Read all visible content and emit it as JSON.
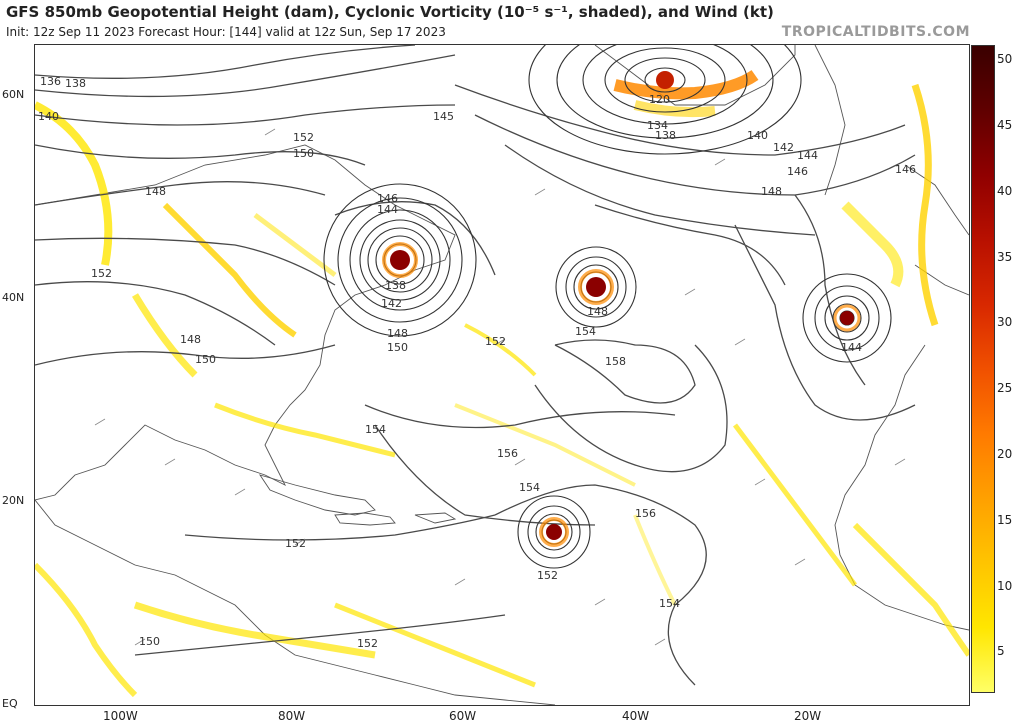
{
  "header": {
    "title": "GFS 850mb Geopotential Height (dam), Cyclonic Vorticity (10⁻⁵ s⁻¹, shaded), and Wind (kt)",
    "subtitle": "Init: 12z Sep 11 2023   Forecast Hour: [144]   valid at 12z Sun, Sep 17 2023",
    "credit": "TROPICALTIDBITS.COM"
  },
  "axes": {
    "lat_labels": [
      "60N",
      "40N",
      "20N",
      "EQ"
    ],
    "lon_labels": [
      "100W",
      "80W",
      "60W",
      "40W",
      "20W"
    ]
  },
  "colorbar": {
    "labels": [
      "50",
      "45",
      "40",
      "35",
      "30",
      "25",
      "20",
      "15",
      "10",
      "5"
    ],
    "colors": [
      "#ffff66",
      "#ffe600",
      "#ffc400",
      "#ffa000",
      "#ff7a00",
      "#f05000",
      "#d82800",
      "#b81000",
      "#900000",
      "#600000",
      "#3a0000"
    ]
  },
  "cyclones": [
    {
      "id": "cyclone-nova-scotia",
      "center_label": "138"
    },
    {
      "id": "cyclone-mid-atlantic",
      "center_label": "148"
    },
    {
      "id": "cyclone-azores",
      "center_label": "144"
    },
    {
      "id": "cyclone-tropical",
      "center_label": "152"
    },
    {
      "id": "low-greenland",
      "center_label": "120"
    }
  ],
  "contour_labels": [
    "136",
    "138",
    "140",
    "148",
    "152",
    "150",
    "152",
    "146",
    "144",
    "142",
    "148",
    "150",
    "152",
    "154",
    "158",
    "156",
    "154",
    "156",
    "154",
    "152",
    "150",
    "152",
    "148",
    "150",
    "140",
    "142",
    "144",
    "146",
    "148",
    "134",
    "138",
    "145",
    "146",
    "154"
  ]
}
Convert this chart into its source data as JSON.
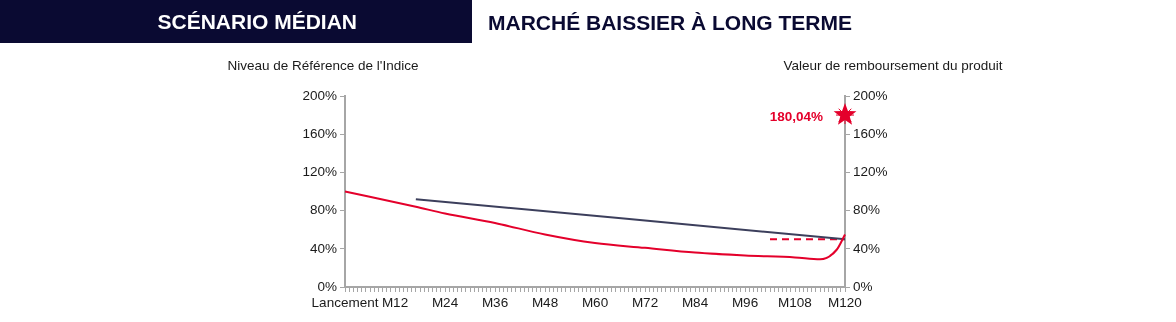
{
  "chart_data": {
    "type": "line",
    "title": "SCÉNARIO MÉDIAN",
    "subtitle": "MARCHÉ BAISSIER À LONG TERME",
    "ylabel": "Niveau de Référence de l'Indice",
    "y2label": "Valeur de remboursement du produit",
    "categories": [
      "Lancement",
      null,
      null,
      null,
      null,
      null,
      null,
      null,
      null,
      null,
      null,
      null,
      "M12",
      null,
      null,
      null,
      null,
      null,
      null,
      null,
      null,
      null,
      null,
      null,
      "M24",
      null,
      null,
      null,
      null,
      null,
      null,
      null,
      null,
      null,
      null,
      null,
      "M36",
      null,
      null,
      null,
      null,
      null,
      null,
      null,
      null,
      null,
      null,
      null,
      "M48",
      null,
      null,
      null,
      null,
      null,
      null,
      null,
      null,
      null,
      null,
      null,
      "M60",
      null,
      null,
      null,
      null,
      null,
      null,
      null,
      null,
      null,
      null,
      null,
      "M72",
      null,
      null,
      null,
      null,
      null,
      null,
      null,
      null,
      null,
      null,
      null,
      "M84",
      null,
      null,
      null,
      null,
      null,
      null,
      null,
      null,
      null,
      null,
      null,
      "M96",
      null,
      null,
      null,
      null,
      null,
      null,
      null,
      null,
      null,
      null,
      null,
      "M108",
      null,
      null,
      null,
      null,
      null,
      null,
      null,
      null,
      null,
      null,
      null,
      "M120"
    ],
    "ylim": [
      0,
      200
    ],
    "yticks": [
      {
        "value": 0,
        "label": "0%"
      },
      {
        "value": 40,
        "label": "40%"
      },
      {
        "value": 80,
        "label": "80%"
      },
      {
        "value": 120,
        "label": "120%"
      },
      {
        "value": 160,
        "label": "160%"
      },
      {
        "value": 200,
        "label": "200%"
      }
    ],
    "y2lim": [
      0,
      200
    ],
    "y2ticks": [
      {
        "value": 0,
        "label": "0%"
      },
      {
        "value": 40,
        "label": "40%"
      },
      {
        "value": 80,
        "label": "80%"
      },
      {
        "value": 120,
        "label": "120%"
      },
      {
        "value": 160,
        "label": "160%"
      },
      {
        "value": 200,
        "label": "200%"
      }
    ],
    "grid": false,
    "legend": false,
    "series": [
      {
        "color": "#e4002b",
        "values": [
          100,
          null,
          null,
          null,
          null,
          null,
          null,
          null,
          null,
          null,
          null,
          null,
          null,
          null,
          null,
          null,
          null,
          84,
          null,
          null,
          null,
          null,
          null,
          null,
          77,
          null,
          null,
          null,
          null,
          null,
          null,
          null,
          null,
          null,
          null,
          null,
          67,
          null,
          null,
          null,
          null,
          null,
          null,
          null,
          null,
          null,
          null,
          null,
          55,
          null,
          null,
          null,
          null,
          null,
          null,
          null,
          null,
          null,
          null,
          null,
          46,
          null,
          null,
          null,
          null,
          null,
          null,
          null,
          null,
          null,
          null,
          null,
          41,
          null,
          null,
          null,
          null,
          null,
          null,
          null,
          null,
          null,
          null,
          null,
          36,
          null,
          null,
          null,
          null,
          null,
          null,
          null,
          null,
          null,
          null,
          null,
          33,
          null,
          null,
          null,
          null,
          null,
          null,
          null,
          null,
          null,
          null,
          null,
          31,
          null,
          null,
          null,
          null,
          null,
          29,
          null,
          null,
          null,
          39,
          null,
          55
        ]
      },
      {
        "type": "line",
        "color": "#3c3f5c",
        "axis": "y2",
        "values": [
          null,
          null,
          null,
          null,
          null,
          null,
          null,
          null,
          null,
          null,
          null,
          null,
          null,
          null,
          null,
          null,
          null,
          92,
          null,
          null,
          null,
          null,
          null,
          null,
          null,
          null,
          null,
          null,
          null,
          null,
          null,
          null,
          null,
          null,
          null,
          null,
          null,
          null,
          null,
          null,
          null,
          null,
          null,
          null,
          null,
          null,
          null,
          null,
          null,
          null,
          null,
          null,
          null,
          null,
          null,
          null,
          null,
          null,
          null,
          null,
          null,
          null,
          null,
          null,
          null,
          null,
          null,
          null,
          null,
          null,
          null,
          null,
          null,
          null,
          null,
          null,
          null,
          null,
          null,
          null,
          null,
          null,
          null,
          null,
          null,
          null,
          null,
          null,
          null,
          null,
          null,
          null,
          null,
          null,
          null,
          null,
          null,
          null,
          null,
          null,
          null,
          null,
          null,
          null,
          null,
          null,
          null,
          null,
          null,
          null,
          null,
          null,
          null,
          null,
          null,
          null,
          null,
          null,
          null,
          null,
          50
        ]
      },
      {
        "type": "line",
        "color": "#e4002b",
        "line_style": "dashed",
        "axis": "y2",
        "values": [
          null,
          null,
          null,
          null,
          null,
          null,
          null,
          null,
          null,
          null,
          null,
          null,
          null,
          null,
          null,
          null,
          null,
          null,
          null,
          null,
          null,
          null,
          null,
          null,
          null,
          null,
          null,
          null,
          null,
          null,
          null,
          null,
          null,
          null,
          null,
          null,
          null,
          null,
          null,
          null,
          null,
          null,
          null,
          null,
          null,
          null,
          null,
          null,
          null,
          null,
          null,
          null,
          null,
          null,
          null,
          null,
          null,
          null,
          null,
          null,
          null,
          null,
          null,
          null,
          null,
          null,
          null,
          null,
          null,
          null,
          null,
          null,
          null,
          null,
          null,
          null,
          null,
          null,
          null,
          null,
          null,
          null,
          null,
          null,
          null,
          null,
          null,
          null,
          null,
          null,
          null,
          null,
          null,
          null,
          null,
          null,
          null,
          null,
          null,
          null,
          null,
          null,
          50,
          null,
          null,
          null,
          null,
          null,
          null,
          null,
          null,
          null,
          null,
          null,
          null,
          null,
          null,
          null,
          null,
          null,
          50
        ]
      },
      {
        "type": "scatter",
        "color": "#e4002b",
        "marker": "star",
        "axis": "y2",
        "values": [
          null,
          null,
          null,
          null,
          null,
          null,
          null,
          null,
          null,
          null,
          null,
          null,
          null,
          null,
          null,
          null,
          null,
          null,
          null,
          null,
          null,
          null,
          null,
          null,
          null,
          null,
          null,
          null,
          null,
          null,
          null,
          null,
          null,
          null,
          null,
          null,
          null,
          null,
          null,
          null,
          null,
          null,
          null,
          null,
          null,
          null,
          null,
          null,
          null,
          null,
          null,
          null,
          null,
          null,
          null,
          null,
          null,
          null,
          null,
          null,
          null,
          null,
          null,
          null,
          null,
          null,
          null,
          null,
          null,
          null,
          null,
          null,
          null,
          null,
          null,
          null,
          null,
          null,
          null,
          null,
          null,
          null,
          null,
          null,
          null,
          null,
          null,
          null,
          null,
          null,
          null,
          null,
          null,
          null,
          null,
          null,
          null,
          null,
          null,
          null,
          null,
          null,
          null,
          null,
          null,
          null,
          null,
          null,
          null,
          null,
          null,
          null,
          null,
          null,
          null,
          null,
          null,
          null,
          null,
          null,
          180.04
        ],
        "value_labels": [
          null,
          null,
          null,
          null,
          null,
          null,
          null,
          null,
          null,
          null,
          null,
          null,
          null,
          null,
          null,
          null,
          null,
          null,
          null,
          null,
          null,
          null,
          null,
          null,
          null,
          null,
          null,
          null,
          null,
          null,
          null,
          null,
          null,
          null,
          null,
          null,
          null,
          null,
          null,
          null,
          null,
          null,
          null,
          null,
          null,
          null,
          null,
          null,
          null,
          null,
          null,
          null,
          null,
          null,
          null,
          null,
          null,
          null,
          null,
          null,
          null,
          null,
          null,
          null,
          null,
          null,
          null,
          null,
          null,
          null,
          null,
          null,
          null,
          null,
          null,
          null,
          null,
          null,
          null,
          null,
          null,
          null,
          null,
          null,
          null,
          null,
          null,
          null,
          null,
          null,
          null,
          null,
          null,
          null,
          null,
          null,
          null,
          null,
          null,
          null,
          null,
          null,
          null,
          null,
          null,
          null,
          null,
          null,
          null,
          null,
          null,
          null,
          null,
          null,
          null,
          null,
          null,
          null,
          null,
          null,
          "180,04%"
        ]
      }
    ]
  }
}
* * *
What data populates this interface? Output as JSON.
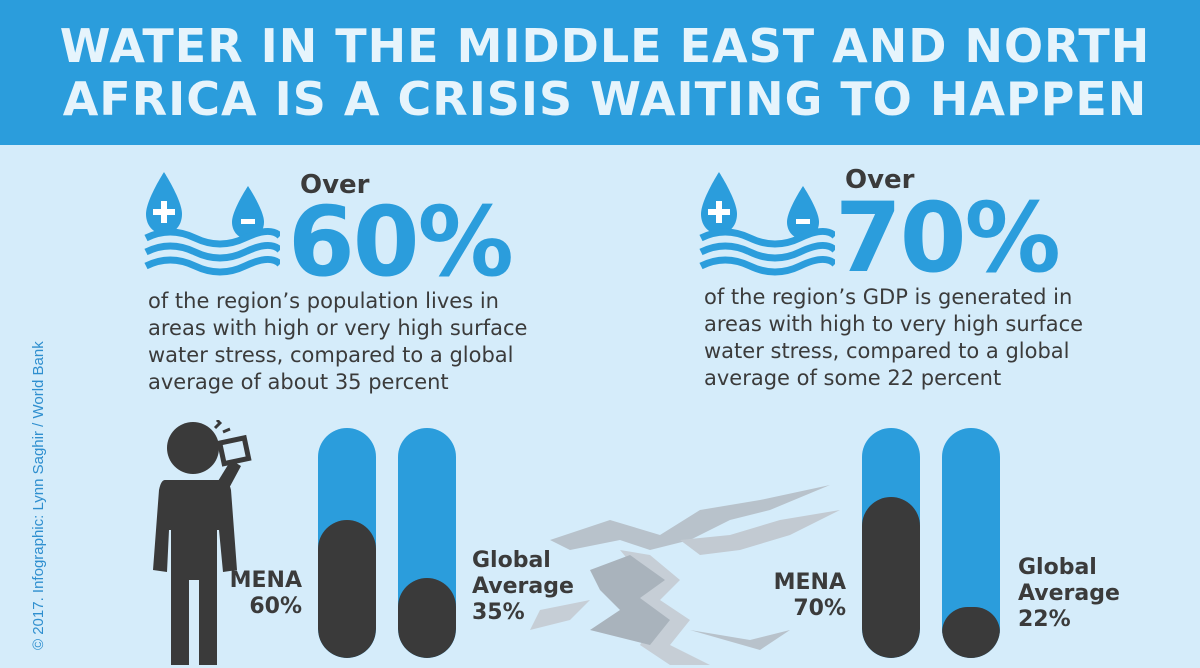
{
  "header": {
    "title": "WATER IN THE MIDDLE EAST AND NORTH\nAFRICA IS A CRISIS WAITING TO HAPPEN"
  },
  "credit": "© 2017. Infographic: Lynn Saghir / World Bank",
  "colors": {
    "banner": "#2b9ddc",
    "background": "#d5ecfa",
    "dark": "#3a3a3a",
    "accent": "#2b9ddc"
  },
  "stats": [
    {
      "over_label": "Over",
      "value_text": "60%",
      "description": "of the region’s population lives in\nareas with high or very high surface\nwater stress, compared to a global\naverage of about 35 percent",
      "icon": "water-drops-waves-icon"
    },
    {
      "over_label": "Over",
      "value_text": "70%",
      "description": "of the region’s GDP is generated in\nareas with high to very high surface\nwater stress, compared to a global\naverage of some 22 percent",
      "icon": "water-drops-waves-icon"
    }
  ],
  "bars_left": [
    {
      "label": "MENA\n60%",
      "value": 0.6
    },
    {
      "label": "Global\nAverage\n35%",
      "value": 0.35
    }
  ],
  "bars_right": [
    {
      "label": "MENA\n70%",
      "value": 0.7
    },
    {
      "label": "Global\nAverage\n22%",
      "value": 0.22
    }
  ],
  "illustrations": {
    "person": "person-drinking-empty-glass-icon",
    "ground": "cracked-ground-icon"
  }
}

**Problem requirements:** Copy each line above where the string "nwater" occurs.

**The solution:**
      "description": "of the region’s population lives in\nareas with high or very high surface\nwater stress, compared to a global\naverage of about 35 percent",
      "description": "of the region’s GDP is generated in\nareas with high to very high surface\nwater stress, compared to a global\naverage of some 22 percent",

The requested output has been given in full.